Work instructions:
Write out the data below in full, unchanged, minus the images.

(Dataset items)
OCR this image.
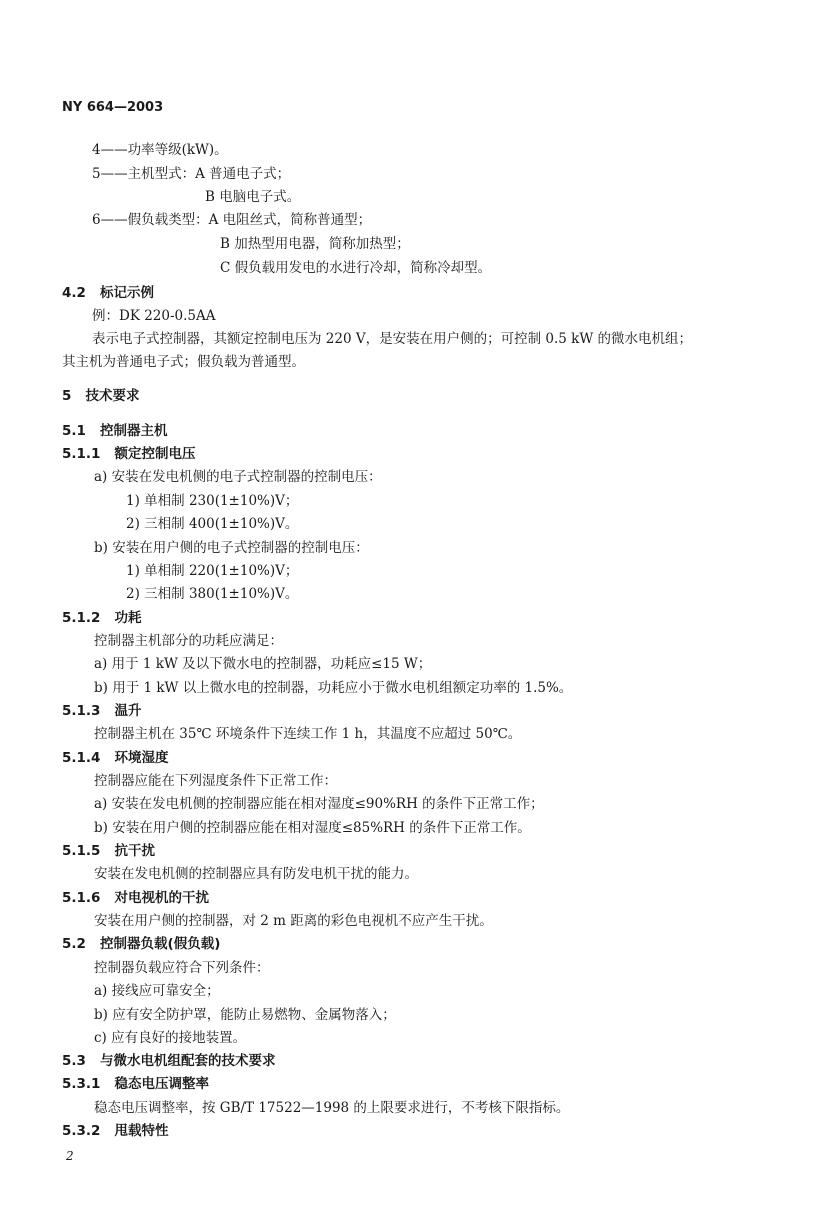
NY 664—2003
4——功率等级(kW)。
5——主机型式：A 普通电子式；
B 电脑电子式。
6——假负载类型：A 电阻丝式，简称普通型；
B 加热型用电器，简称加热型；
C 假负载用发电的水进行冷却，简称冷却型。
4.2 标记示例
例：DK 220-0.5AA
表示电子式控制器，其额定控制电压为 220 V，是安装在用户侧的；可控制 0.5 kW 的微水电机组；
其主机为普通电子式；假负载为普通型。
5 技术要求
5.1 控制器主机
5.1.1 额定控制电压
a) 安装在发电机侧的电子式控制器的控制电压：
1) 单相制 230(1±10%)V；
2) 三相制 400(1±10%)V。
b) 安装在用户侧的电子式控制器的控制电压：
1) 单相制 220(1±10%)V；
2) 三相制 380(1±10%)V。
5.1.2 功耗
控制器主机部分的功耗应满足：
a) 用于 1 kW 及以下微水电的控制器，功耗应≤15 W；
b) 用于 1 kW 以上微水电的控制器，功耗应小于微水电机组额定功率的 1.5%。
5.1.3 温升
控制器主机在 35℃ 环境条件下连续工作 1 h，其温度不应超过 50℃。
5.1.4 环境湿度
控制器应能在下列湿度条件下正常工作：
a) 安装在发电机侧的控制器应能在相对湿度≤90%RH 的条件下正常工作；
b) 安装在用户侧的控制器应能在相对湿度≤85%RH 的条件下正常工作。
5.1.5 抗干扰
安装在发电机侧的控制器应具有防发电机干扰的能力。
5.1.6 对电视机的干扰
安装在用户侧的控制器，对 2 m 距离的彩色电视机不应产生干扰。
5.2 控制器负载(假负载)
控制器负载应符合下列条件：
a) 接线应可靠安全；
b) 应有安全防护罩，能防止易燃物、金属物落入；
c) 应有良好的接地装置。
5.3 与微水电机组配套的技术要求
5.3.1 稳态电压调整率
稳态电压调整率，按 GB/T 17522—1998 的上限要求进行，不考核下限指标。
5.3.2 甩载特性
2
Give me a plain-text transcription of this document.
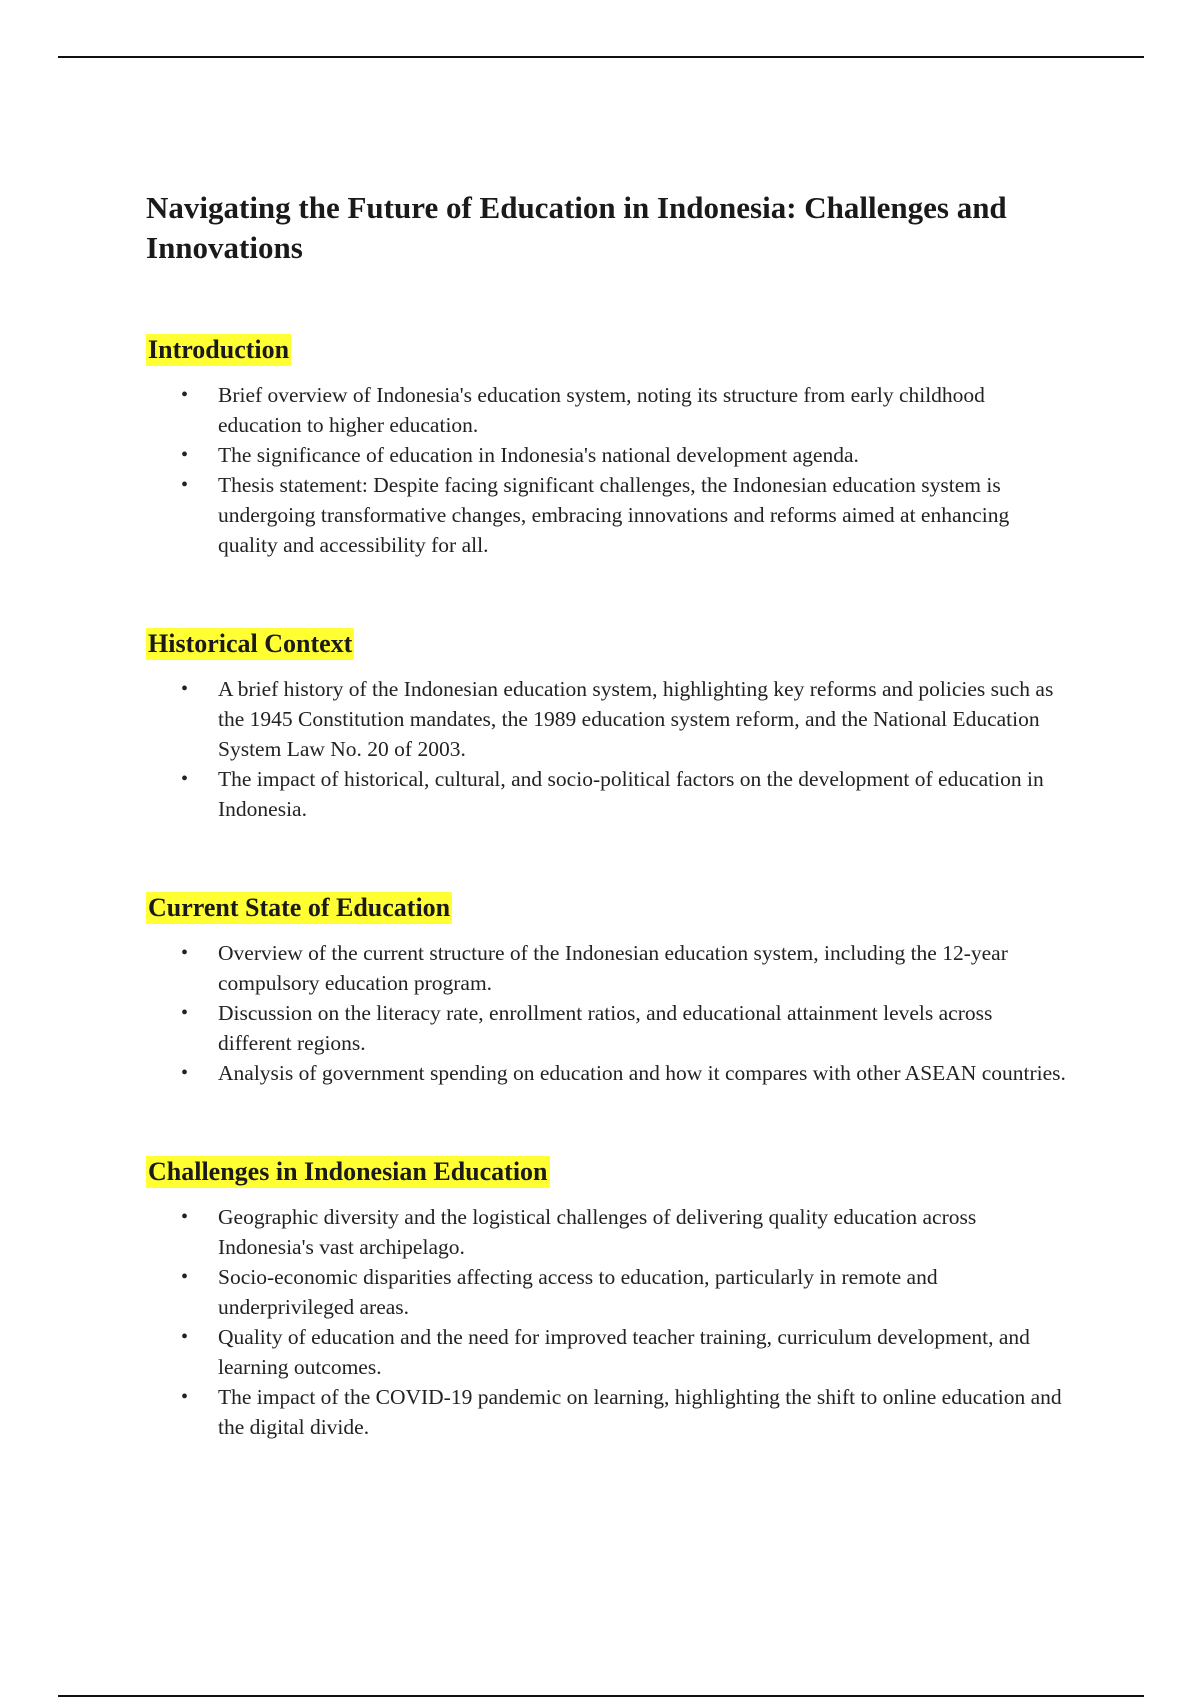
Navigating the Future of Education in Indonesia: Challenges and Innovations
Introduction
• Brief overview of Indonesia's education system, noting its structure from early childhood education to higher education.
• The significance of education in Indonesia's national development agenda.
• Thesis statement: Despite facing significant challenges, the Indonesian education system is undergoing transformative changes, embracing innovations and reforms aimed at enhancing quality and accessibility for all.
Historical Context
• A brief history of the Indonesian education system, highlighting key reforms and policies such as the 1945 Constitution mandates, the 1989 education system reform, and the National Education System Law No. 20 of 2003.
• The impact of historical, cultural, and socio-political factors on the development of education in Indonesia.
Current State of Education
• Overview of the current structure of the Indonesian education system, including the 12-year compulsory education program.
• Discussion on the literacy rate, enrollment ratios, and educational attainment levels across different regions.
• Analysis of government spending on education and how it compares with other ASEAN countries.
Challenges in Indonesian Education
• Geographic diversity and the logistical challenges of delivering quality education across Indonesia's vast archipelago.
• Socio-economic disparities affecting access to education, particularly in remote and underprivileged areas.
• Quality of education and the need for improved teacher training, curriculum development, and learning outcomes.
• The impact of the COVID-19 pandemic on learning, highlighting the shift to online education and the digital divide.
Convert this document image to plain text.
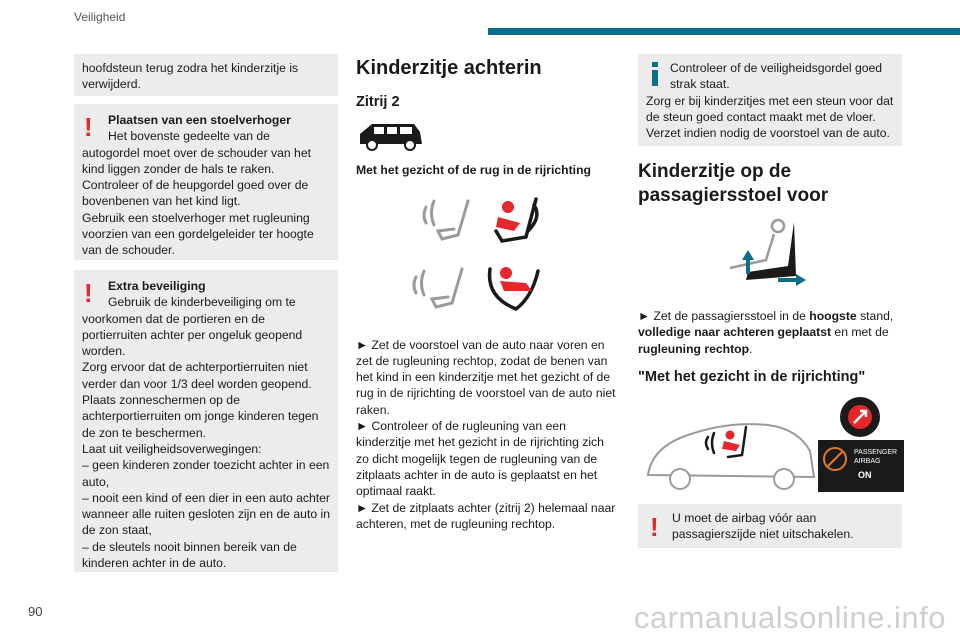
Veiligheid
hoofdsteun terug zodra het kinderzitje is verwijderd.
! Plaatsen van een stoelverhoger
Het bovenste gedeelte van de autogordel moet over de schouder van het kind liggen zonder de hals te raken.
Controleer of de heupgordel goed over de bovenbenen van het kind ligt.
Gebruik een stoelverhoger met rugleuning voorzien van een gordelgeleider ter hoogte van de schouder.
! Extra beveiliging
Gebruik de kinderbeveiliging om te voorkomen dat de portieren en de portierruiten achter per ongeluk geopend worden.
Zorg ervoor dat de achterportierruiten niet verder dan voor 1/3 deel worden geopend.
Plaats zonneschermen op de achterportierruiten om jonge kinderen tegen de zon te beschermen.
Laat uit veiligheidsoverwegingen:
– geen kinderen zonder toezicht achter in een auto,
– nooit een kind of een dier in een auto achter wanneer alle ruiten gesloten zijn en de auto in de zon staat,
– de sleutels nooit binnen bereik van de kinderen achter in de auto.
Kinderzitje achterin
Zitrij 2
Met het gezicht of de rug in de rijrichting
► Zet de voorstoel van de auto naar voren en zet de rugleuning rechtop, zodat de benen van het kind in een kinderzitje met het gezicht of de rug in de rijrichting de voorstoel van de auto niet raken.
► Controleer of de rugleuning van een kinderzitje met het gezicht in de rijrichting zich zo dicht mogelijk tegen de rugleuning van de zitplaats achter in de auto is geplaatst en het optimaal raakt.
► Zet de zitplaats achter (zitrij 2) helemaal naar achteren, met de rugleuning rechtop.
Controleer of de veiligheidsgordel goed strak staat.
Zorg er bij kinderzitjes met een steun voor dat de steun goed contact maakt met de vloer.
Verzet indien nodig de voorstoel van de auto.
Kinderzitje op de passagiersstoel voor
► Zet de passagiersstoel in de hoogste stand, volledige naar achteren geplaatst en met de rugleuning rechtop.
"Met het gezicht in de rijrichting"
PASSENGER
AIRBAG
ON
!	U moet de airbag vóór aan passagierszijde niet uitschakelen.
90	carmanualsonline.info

Full solution:
OCR this image.
NY 664—2003
4——功率等级(kW)。
5——主机型式：A 普通电子式；
B 电脑电子式。
6——假负载类型：A 电阻丝式，简称普通型；
B 加热型用电器，简称加热型；
C 假负载用发电的水进行冷却，简称冷却型。
4.2 标记示例
例：DK 220-0.5AA
表示电子式控制器，其额定控制电压为 220 V，是安装在用户侧的；可控制 0.5 kW 的微水电机组；
其主机为普通电子式；假负载为普通型。
5 技术要求
5.1 控制器主机
5.1.1 额定控制电压
a) 安装在发电机侧的电子式控制器的控制电压：
1) 单相制 230(1±10%)V；
2) 三相制 400(1±10%)V。
b) 安装在用户侧的电子式控制器的控制电压：
1) 单相制 220(1±10%)V；
2) 三相制 380(1±10%)V。
5.1.2 功耗
控制器主机部分的功耗应满足：
a) 用于 1 kW 及以下微水电的控制器，功耗应≤15 W；
b) 用于 1 kW 以上微水电的控制器，功耗应小于微水电机组额定功率的 1.5%。
5.1.3 温升
控制器主机在 35℃ 环境条件下连续工作 1 h，其温度不应超过 50℃。
5.1.4 环境湿度
控制器应能在下列湿度条件下正常工作：
a) 安装在发电机侧的控制器应能在相对湿度≤90%RH 的条件下正常工作；
b) 安装在用户侧的控制器应能在相对湿度≤85%RH 的条件下正常工作。
5.1.5 抗干扰
安装在发电机侧的控制器应具有防发电机干扰的能力。
5.1.6 对电视机的干扰
安装在用户侧的控制器，对 2 m 距离的彩色电视机不应产生干扰。
5.2 控制器负载(假负载)
控制器负载应符合下列条件：
a) 接线应可靠安全；
b) 应有安全防护罩，能防止易燃物、金属物落入；
c) 应有良好的接地装置。
5.3 与微水电机组配套的技术要求
5.3.1 稳态电压调整率
稳态电压调整率，按 GB/T 17522—1998 的上限要求进行，不考核下限指标。
5.3.2 甩载特性
2
Give me a plain-text transcription of this document.
Navigating the Future of Education in Indonesia: Challenges and Innovations
Introduction
• Brief overview of Indonesia's education system, noting its structure from early childhood education to higher education.
• The significance of education in Indonesia's national development agenda.
• Thesis statement: Despite facing significant challenges, the Indonesian education system is undergoing transformative changes, embracing innovations and reforms aimed at enhancing quality and accessibility for all.
Historical Context
• A brief history of the Indonesian education system, highlighting key reforms and policies such as the 1945 Constitution mandates, the 1989 education system reform, and the National Education System Law No. 20 of 2003.
• The impact of historical, cultural, and socio-political factors on the development of education in Indonesia.
Current State of Education
• Overview of the current structure of the Indonesian education system, including the 12-year compulsory education program.
• Discussion on the literacy rate, enrollment ratios, and educational attainment levels across different regions.
• Analysis of government spending on education and how it compares with other ASEAN countries.
Challenges in Indonesian Education
• Geographic diversity and the logistical challenges of delivering quality education across Indonesia's vast archipelago.
• Socio-economic disparities affecting access to education, particularly in remote and underprivileged areas.
• Quality of education and the need for improved teacher training, curriculum development, and learning outcomes.
• The impact of the COVID-19 pandemic on learning, highlighting the shift to online education and the digital divide.
Convert this document image to plain text.
Veiligheid
hoofdsteun terug zodra het kinderzitje is verwijderd.
! Plaatsen van een stoelverhoger
Het bovenste gedeelte van de autogordel moet over de schouder van het kind liggen zonder de hals te raken.
Controleer of de heupgordel goed over de bovenbenen van het kind ligt.
Gebruik een stoelverhoger met rugleuning voorzien van een gordelgeleider ter hoogte van de schouder.
! Extra beveiliging
Gebruik de kinderbeveiliging om te voorkomen dat de portieren en de portierruiten achter per ongeluk geopend worden.
Zorg ervoor dat de achterportierruiten niet verder dan voor 1/3 deel worden geopend.
Plaats zonneschermen op de achterportierruiten om jonge kinderen tegen de zon te beschermen.
Laat uit veiligheidsoverwegingen:
– geen kinderen zonder toezicht achter in een auto,
– nooit een kind of een dier in een auto achter wanneer alle ruiten gesloten zijn en de auto in de zon staat,
– de sleutels nooit binnen bereik van de kinderen achter in de auto.
Kinderzitje achterin
Zitrij 2
Met het gezicht of de rug in de rijrichting
► Zet de voorstoel van de auto naar voren en zet de rugleuning rechtop, zodat de benen van het kind in een kinderzitje met het gezicht of de rug in de rijrichting de voorstoel van de auto niet raken.
► Controleer of de rugleuning van een kinderzitje met het gezicht in de rijrichting zich zo dicht mogelijk tegen de rugleuning van de zitplaats achter in de auto is geplaatst en het optimaal raakt.
► Zet de zitplaats achter (zitrij 2) helemaal naar achteren, met de rugleuning rechtop.
Controleer of de veiligheidsgordel goed strak staat.
Zorg er bij kinderzitjes met een steun voor dat de steun goed contact maakt met de vloer.
Verzet indien nodig de voorstoel van de auto.
Kinderzitje op de passagiersstoel voor
► Zet de passagiersstoel in de hoogste stand, volledige naar achteren geplaatst en met de rugleuning rechtop.
"Met het gezicht in de rijrichting"
PASSENGER
AIRBAG
ON
!	U moet de airbag vóór aan passagierszijde niet uitschakelen.
90	carmanualsonline.info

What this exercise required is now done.